WHAT TO DO: Search the data for the word "this" and copy every line that contains it.

PROVIDED MATERIAL:
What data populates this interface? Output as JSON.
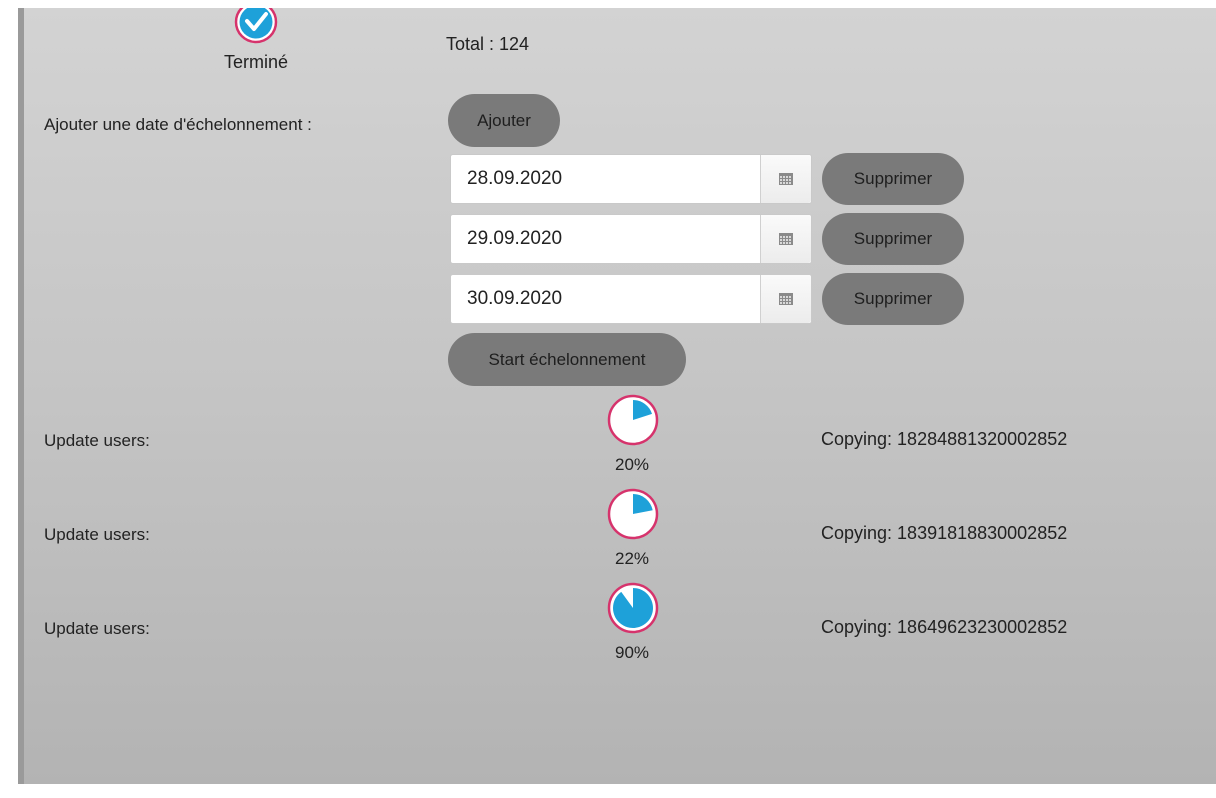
{
  "status": {
    "done_label": "Terminé",
    "done_icon": "check-circle-icon",
    "total_text": "Total : 124"
  },
  "scheduling": {
    "add_label": "Ajouter une date d'échelonnement :",
    "add_button": "Ajouter",
    "dates": [
      {
        "value": "28.09.2020",
        "delete_label": "Supprimer"
      },
      {
        "value": "29.09.2020",
        "delete_label": "Supprimer"
      },
      {
        "value": "30.09.2020",
        "delete_label": "Supprimer"
      }
    ],
    "calendar_icon": "calendar-icon",
    "start_button": "Start échelonnement"
  },
  "updates": [
    {
      "label": "Update users:",
      "progress": 0.2,
      "percent_text": "20%",
      "copying_text": "Copying: 18284881320002852"
    },
    {
      "label": "Update users:",
      "progress": 0.22,
      "percent_text": "22%",
      "copying_text": "Copying: 18391818830002852"
    },
    {
      "label": "Update users:",
      "progress": 0.9,
      "percent_text": "90%",
      "copying_text": "Copying: 18649623230002852"
    }
  ],
  "colors": {
    "accent_blue": "#1ea1d9",
    "accent_ring": "#d6336c",
    "button_gray": "#7a7a7a"
  }
}
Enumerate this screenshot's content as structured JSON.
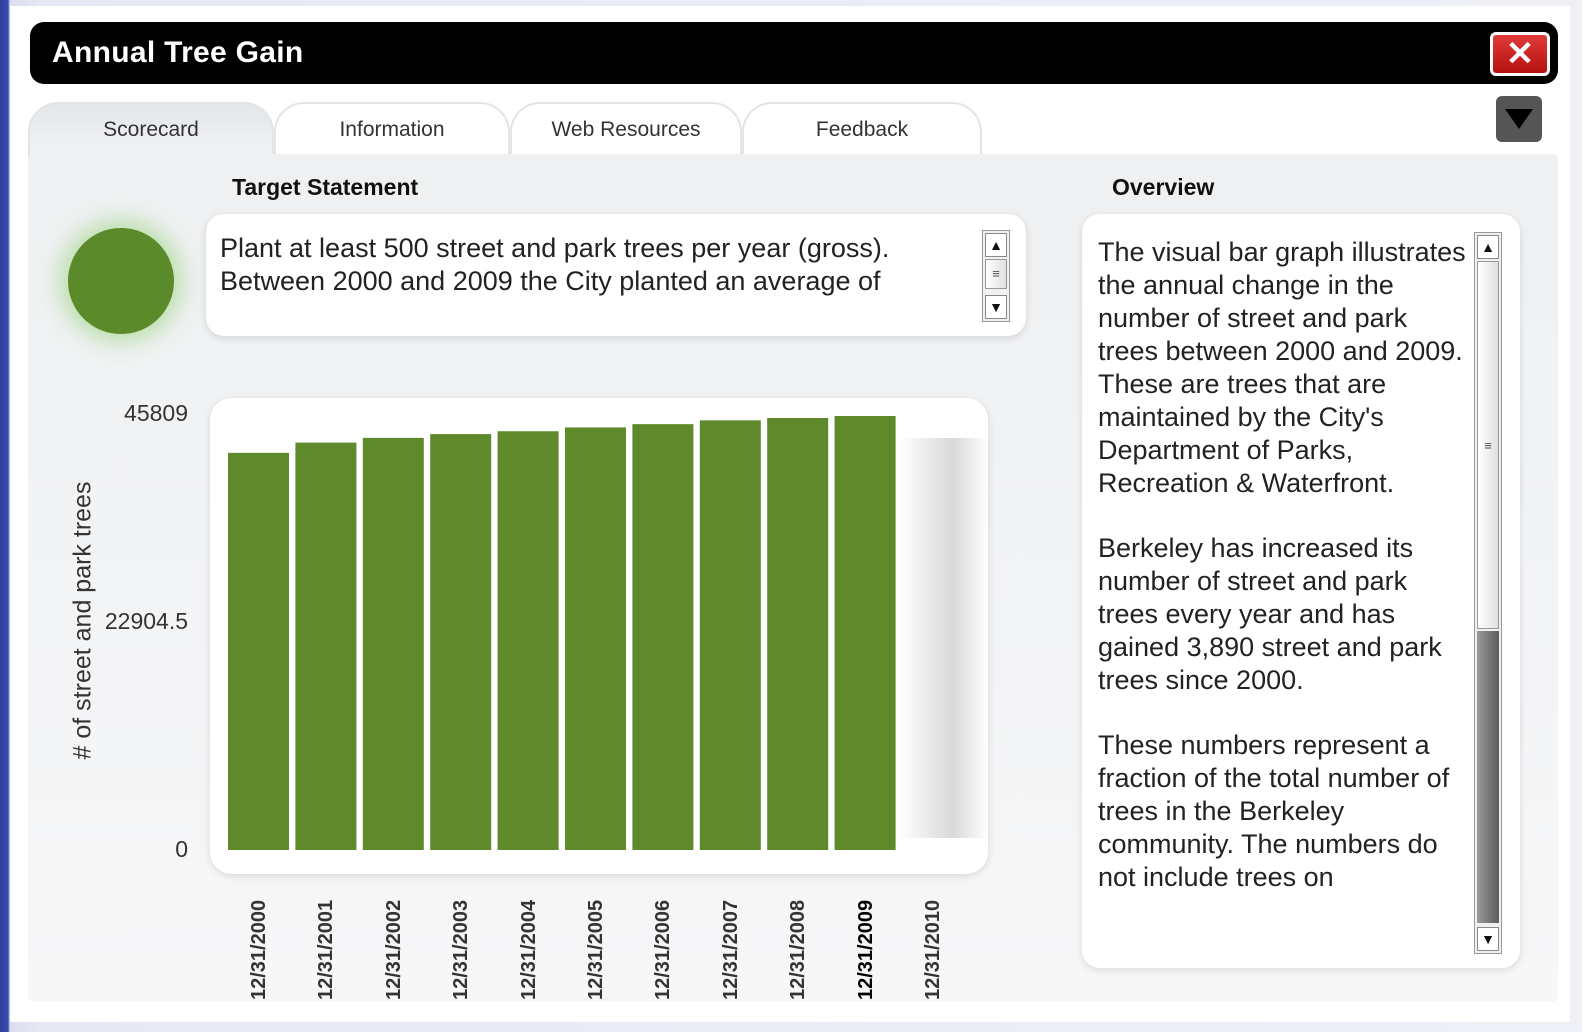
{
  "window": {
    "title": "Annual Tree Gain",
    "close_label": "✕"
  },
  "tabs": [
    {
      "label": "Scorecard",
      "active": true
    },
    {
      "label": "Information",
      "active": false
    },
    {
      "label": "Web Resources",
      "active": false
    },
    {
      "label": "Feedback",
      "active": false
    }
  ],
  "target": {
    "heading": "Target Statement",
    "text": "Plant at least 500 street and park trees per year (gross). Between 2000 and 2009 the City planted an average of",
    "status_color": "#5a8a2a"
  },
  "overview": {
    "heading": "Overview",
    "paragraphs": [
      "The visual bar graph illustrates the annual change in the number of street and park trees between 2000 and 2009. These are trees that are maintained by the City's Department of Parks, Recreation & Waterfront.",
      "Berkeley has increased its number of street and park trees every year and has gained 3,890 street and park trees since 2000.",
      "These numbers represent a fraction of the total number of trees in the Berkeley community.  The numbers do not include trees on"
    ]
  },
  "icons": {
    "close": "close-icon",
    "collapse": "triangle-down-icon",
    "scroll_up": "arrow-up-icon",
    "scroll_down": "arrow-down-icon",
    "scroll_grip": "grip-icon"
  },
  "chart_data": {
    "type": "bar",
    "title": "",
    "xlabel": "",
    "ylabel": "# of street and park trees",
    "ylim": [
      0,
      45809
    ],
    "ytick_labels": [
      "45809",
      "22904.5",
      "0"
    ],
    "categories": [
      "12/31/2000",
      "12/31/2001",
      "12/31/2002",
      "12/31/2003",
      "12/31/2004",
      "12/31/2005",
      "12/31/2006",
      "12/31/2007",
      "12/31/2008",
      "12/31/2009",
      "12/31/2010"
    ],
    "values": [
      41919,
      43000,
      43500,
      43900,
      44200,
      44600,
      44950,
      45350,
      45600,
      45809,
      null
    ],
    "bar_color": "#5e8a2c",
    "highlighted_category": "12/31/2009"
  }
}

OUTPUT OF THE EXERCISE:
What data populates this interface? Output as JSON.
Enumerate this screenshot's content as structured JSON.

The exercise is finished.